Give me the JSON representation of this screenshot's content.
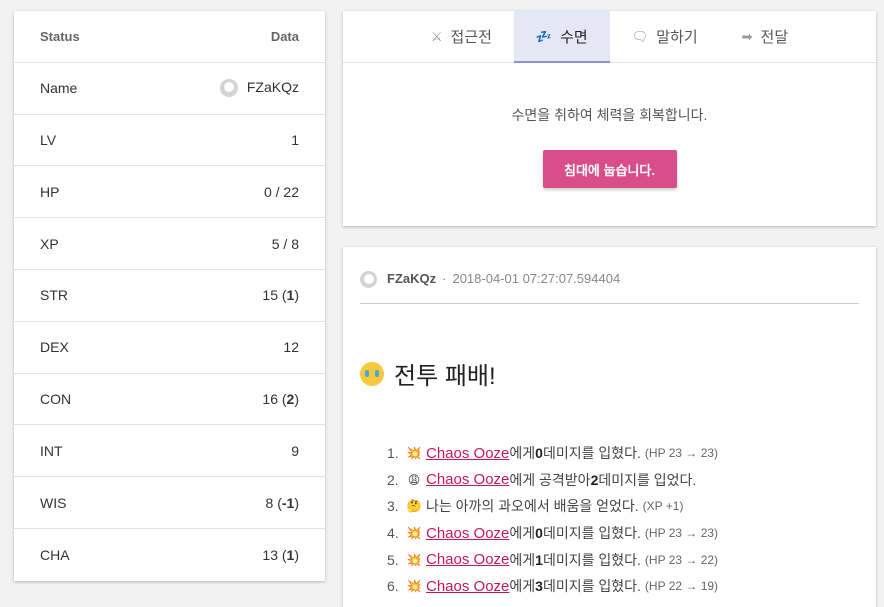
{
  "stats": {
    "header": {
      "label": "Status",
      "value": "Data"
    },
    "name": {
      "label": "Name",
      "value": "FZaKQz"
    },
    "rows": [
      {
        "label": "LV",
        "value": "1",
        "bonus": ""
      },
      {
        "label": "HP",
        "value": "0 / 22",
        "bonus": ""
      },
      {
        "label": "XP",
        "value": "5 / 8",
        "bonus": ""
      },
      {
        "label": "STR",
        "value": "15 (",
        "bonus": "1",
        "close": ")"
      },
      {
        "label": "DEX",
        "value": "12",
        "bonus": ""
      },
      {
        "label": "CON",
        "value": "16 (",
        "bonus": "2",
        "close": ")"
      },
      {
        "label": "INT",
        "value": "9",
        "bonus": ""
      },
      {
        "label": "WIS",
        "value": "8 (",
        "bonus": "-1",
        "close": ")"
      },
      {
        "label": "CHA",
        "value": "13 (",
        "bonus": "1",
        "close": ")"
      }
    ]
  },
  "tabs": [
    {
      "label": "접근전",
      "icon": "crossed-swords-icon",
      "glyph": "⚔",
      "active": false
    },
    {
      "label": "수면",
      "icon": "sleep-icon",
      "glyph": "💤",
      "active": true
    },
    {
      "label": "말하기",
      "icon": "speech-icon",
      "glyph": "🗨",
      "active": false
    },
    {
      "label": "전달",
      "icon": "forward-arrow-icon",
      "glyph": "➡",
      "active": false
    }
  ],
  "action": {
    "description": "수면을 취하여 체력을 회복합니다.",
    "button_label": "침대에 눕습니다."
  },
  "log": {
    "user": "FZaKQz",
    "separator": "·",
    "timestamp": "2018-04-01 07:27:07.594404",
    "title": "전투 패배!",
    "entries": [
      {
        "num": "1.",
        "glyph": "💥",
        "link": "Chaos Ooze",
        "pre": "에게 ",
        "bold": "0",
        "post": " 데미지를 입혔다.",
        "note": "(HP 23 → 23)"
      },
      {
        "num": "2.",
        "glyph": "😩",
        "link": "Chaos Ooze",
        "pre": "에게 공격받아 ",
        "bold": "2",
        "post": " 데미지를 입었다.",
        "note": ""
      },
      {
        "num": "3.",
        "glyph": "🤔",
        "link": "",
        "pre": "나는 아까의 과오에서 배움을 얻었다.",
        "bold": "",
        "post": "",
        "note": "(XP +1)"
      },
      {
        "num": "4.",
        "glyph": "💥",
        "link": "Chaos Ooze",
        "pre": "에게 ",
        "bold": "0",
        "post": " 데미지를 입혔다.",
        "note": "(HP 23 → 23)"
      },
      {
        "num": "5.",
        "glyph": "💥",
        "link": "Chaos Ooze",
        "pre": "에게 ",
        "bold": "1",
        "post": " 데미지를 입혔다.",
        "note": "(HP 23 → 22)"
      },
      {
        "num": "6.",
        "glyph": "💥",
        "link": "Chaos Ooze",
        "pre": "에게 ",
        "bold": "3",
        "post": " 데미지를 입혔다.",
        "note": "(HP 22 → 19)"
      }
    ]
  }
}
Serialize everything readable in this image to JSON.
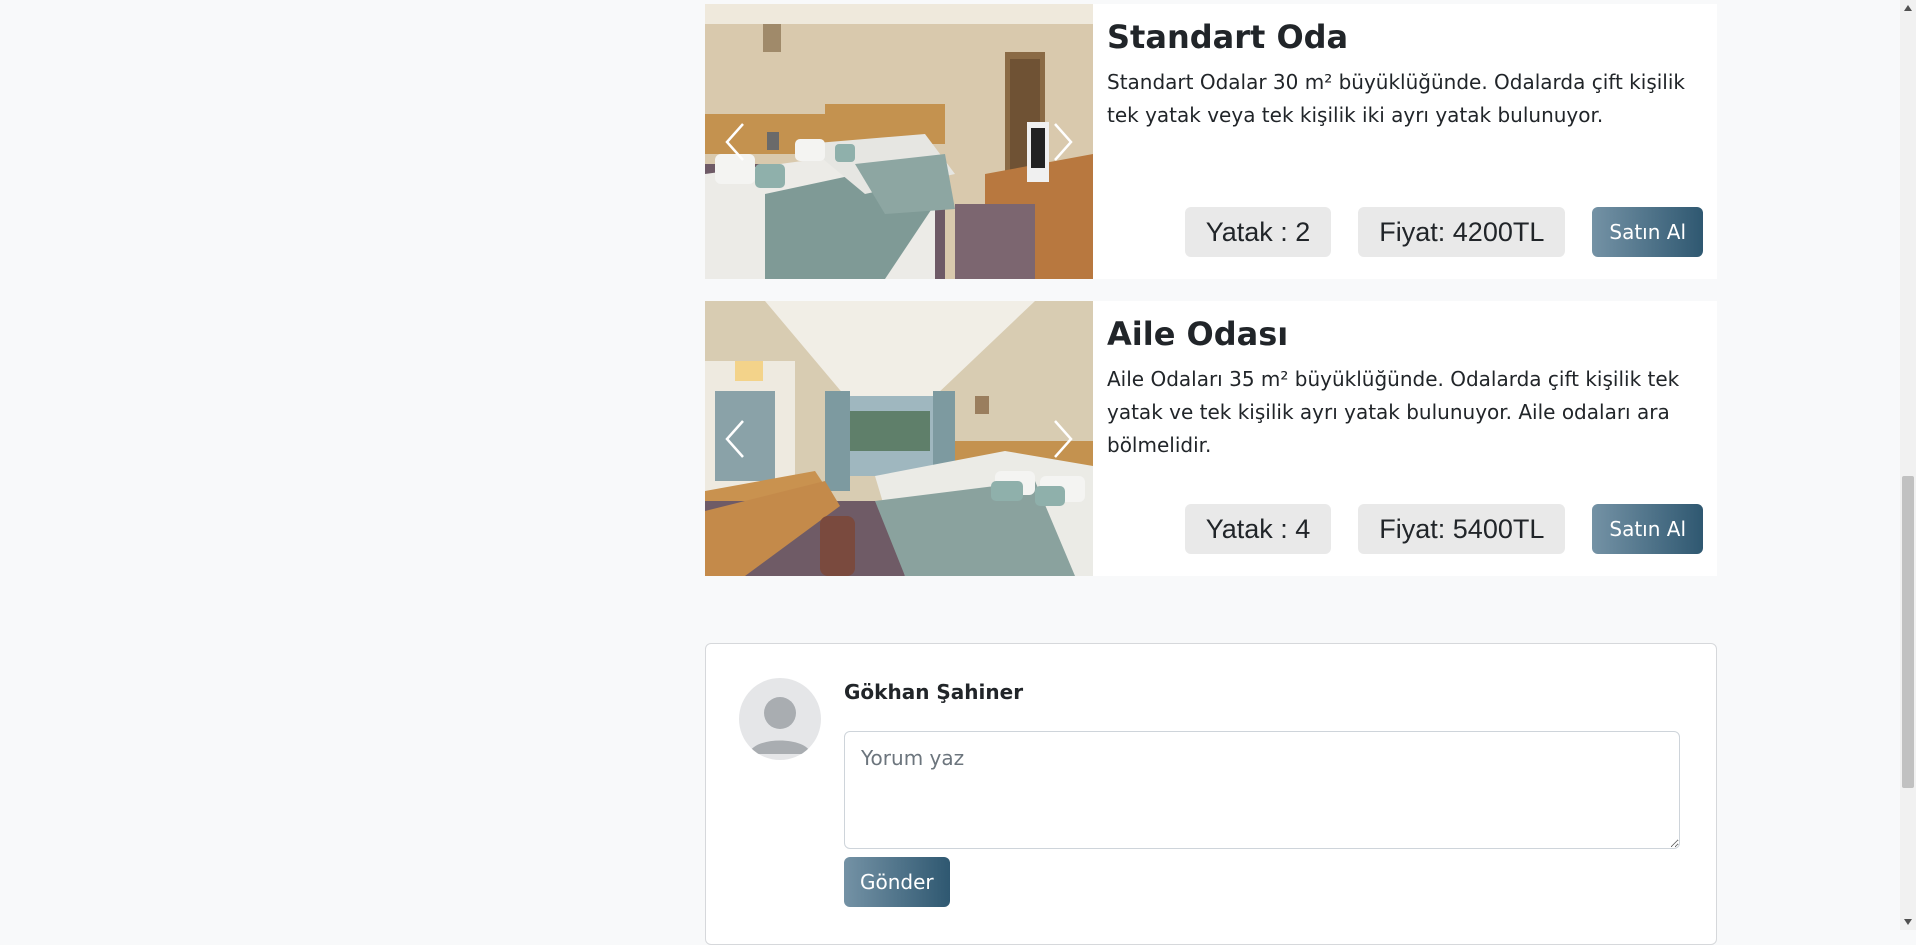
{
  "rooms": [
    {
      "title": "Standart Oda",
      "description": "Standart Odalar 30 m² büyüklüğünde. Odalarda çift kişilik tek yatak veya tek kişilik iki ayrı yatak bulunuyor.",
      "beds": "Yatak : 2",
      "price": "Fiyat: 4200TL",
      "buy_label": "Satın Al",
      "image": "hotel-room-twin-beds-photo"
    },
    {
      "title": "Aile Odası",
      "description": "Aile Odaları 35 m² büyüklüğünde. Odalarda çift kişilik tek yatak ve tek kişilik ayrı yatak bulunuyor. Aile odaları ara bölmelidir.",
      "beds": "Yatak : 4",
      "price": "Fiyat: 5400TL",
      "buy_label": "Satın Al",
      "image": "hotel-family-room-photo"
    }
  ],
  "comment": {
    "user_name": "Gökhan Şahiner",
    "placeholder": "Yorum yaz",
    "value": "",
    "send_label": "Gönder",
    "avatar_icon": "user-avatar-icon"
  },
  "colors": {
    "page_bg": "#f8f9fa",
    "chip_bg": "#e9e9e9",
    "button_gradient_start": "#7492a5",
    "button_gradient_end": "#2f5871"
  },
  "icons": {
    "carousel_prev": "chevron-left-icon",
    "carousel_next": "chevron-right-icon"
  }
}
━━━
**GOAL OF THE EXERCISE**
Take the listing above and print it exactly, apart from the pictures.

**CORRECT RESPONSE**
Give me the JSON representation of this screenshot's content.
{
  "stats": {
    "header": {
      "label": "Status",
      "value": "Data"
    },
    "name": {
      "label": "Name",
      "value": "FZaKQz"
    },
    "rows": [
      {
        "label": "LV",
        "value": "1",
        "bonus": ""
      },
      {
        "label": "HP",
        "value": "0 / 22",
        "bonus": ""
      },
      {
        "label": "XP",
        "value": "5 / 8",
        "bonus": ""
      },
      {
        "label": "STR",
        "value": "15 (",
        "bonus": "1",
        "close": ")"
      },
      {
        "label": "DEX",
        "value": "12",
        "bonus": ""
      },
      {
        "label": "CON",
        "value": "16 (",
        "bonus": "2",
        "close": ")"
      },
      {
        "label": "INT",
        "value": "9",
        "bonus": ""
      },
      {
        "label": "WIS",
        "value": "8 (",
        "bonus": "-1",
        "close": ")"
      },
      {
        "label": "CHA",
        "value": "13 (",
        "bonus": "1",
        "close": ")"
      }
    ]
  },
  "tabs": [
    {
      "label": "접근전",
      "icon": "crossed-swords-icon",
      "glyph": "⚔",
      "active": false
    },
    {
      "label": "수면",
      "icon": "sleep-icon",
      "glyph": "💤",
      "active": true
    },
    {
      "label": "말하기",
      "icon": "speech-icon",
      "glyph": "🗨",
      "active": false
    },
    {
      "label": "전달",
      "icon": "forward-arrow-icon",
      "glyph": "➡",
      "active": false
    }
  ],
  "action": {
    "description": "수면을 취하여 체력을 회복합니다.",
    "button_label": "침대에 눕습니다."
  },
  "log": {
    "user": "FZaKQz",
    "separator": "·",
    "timestamp": "2018-04-01 07:27:07.594404",
    "title": "전투 패배!",
    "entries": [
      {
        "num": "1.",
        "glyph": "💥",
        "link": "Chaos Ooze",
        "pre": "에게 ",
        "bold": "0",
        "post": " 데미지를 입혔다.",
        "note": "(HP 23 → 23)"
      },
      {
        "num": "2.",
        "glyph": "😩",
        "link": "Chaos Ooze",
        "pre": "에게 공격받아 ",
        "bold": "2",
        "post": " 데미지를 입었다.",
        "note": ""
      },
      {
        "num": "3.",
        "glyph": "🤔",
        "link": "",
        "pre": "나는 아까의 과오에서 배움을 얻었다.",
        "bold": "",
        "post": "",
        "note": "(XP +1)"
      },
      {
        "num": "4.",
        "glyph": "💥",
        "link": "Chaos Ooze",
        "pre": "에게 ",
        "bold": "0",
        "post": " 데미지를 입혔다.",
        "note": "(HP 23 → 23)"
      },
      {
        "num": "5.",
        "glyph": "💥",
        "link": "Chaos Ooze",
        "pre": "에게 ",
        "bold": "1",
        "post": " 데미지를 입혔다.",
        "note": "(HP 23 → 22)"
      },
      {
        "num": "6.",
        "glyph": "💥",
        "link": "Chaos Ooze",
        "pre": "에게 ",
        "bold": "3",
        "post": " 데미지를 입혔다.",
        "note": "(HP 22 → 19)"
      }
    ]
  }
}
Serialize everything readable in this image to JSON.
{
  "rooms": [
    {
      "title": "Standart Oda",
      "description": "Standart Odalar 30 m² büyüklüğünde. Odalarda çift kişilik tek yatak veya tek kişilik iki ayrı yatak bulunuyor.",
      "beds": "Yatak : 2",
      "price": "Fiyat: 4200TL",
      "buy_label": "Satın Al",
      "image": "hotel-room-twin-beds-photo"
    },
    {
      "title": "Aile Odası",
      "description": "Aile Odaları 35 m² büyüklüğünde. Odalarda çift kişilik tek yatak ve tek kişilik ayrı yatak bulunuyor. Aile odaları ara bölmelidir.",
      "beds": "Yatak : 4",
      "price": "Fiyat: 5400TL",
      "buy_label": "Satın Al",
      "image": "hotel-family-room-photo"
    }
  ],
  "comment": {
    "user_name": "Gökhan Şahiner",
    "placeholder": "Yorum yaz",
    "value": "",
    "send_label": "Gönder",
    "avatar_icon": "user-avatar-icon"
  },
  "colors": {
    "page_bg": "#f8f9fa",
    "chip_bg": "#e9e9e9",
    "button_gradient_start": "#7492a5",
    "button_gradient_end": "#2f5871"
  },
  "icons": {
    "carousel_prev": "chevron-left-icon",
    "carousel_next": "chevron-right-icon"
  }
}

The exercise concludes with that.